Written instruction
Output the material below in full, exactly as it is.

Raw data
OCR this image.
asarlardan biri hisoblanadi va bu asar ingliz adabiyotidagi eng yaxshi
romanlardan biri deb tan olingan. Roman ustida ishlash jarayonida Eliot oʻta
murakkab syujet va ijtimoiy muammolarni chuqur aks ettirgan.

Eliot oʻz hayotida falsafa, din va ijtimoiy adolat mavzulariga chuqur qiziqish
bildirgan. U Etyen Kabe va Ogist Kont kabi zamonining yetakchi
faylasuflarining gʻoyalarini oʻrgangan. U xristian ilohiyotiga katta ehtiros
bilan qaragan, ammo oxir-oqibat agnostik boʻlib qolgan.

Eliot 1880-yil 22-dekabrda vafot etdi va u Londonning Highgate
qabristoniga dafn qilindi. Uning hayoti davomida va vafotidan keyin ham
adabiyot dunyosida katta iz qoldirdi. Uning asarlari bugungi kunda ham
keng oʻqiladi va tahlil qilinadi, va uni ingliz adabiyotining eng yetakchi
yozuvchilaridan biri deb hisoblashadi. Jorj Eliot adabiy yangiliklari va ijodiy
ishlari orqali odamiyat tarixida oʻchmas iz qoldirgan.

Correct response
OCR this image.
asarlardan biri hisoblanadi va bu asar ingliz adabiyotidagi eng yaxshi
romanlardan biri deb tan olingan. Roman ustida ishlash jarayonida Eliot oʻta
murakkab syujet va ijtimoiy muammolarni chuqur aks ettirgan.

Eliot oʻz hayotida falsafa, din va ijtimoiy adolat mavzulariga chuqur qiziqish
bildirgan. U Etyen Kabe va Ogist Kont kabi zamonining yetakchi
faylasuflarining gʻoyalarini oʻrgangan. U xristian ilohiyotiga katta ehtiros
bilan qaragan, ammo oxir-oqibat agnostik boʻlib qolgan.

Eliot 1880-yil 22-dekabrda vafot etdi va u Londonning Highgate
qabristoniga dafn qilindi. Uning hayoti davomida va vafotidan keyin ham
adabiyot dunyosida katta iz qoldirdi. Uning asarlari bugungi kunda ham
keng oʻqiladi va tahlil qilinadi, va uni ingliz adabiyotining eng yetakchi
yozuvchilaridan biri deb hisoblashadi. Jorj Eliot adabiy yangiliklari va ijodiy
ishlari orqali odamiyat tarixida oʻchmas iz qoldirgan.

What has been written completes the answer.